:: Problem statement ::
Pull out every line containing the string "this".

:: Collection entries ::
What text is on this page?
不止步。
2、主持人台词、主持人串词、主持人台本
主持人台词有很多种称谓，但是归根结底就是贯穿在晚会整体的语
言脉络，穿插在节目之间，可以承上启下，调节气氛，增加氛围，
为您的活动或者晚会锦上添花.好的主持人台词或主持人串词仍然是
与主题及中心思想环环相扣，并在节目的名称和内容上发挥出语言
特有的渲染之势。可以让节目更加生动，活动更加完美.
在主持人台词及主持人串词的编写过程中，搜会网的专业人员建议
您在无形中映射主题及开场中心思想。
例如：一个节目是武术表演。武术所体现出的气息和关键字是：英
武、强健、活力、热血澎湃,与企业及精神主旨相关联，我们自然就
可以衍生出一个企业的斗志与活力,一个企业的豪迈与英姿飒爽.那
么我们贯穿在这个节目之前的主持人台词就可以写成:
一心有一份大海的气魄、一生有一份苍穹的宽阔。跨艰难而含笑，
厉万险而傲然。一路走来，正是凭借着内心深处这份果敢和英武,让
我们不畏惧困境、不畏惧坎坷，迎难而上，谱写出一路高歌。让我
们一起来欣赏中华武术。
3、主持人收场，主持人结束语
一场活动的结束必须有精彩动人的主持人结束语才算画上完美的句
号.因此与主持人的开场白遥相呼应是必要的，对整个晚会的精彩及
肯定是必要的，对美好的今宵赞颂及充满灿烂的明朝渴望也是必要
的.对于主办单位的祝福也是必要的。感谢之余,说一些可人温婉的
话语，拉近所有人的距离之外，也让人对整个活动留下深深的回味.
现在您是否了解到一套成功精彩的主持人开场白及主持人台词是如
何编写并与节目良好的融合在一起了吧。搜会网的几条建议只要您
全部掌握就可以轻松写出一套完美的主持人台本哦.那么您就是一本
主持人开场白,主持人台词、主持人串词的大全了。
...
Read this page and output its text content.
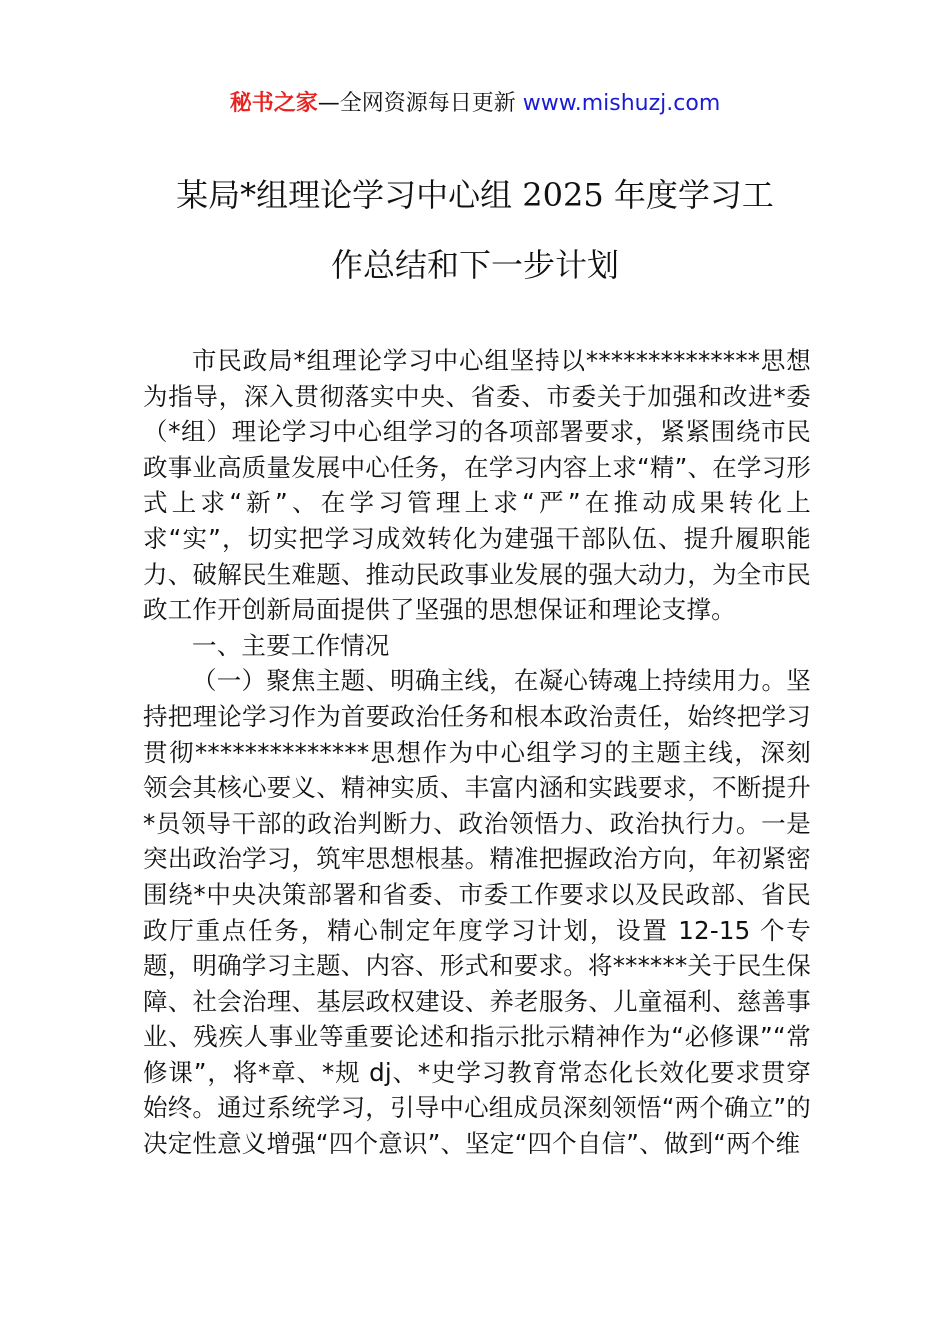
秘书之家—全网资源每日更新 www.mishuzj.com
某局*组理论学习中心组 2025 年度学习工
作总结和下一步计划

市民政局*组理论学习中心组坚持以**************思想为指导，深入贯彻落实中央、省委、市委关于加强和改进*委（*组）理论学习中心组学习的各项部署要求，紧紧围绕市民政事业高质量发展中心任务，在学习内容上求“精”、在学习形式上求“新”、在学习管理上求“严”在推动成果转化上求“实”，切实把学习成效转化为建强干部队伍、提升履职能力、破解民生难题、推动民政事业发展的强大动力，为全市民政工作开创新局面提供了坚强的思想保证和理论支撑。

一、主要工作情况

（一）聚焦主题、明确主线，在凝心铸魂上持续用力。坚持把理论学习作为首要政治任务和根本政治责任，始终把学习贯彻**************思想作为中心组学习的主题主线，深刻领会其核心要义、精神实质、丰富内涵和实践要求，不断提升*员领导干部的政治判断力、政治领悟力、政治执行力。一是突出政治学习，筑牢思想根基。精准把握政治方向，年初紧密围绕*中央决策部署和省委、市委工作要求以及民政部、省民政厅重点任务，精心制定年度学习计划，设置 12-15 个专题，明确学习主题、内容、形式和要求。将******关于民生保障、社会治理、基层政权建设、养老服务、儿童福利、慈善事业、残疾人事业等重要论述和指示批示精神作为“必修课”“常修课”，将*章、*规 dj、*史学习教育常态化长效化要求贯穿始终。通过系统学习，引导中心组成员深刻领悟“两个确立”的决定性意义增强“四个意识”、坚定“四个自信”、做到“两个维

:: Answer in full ::
What text is on this page?
Read this page and output its text content.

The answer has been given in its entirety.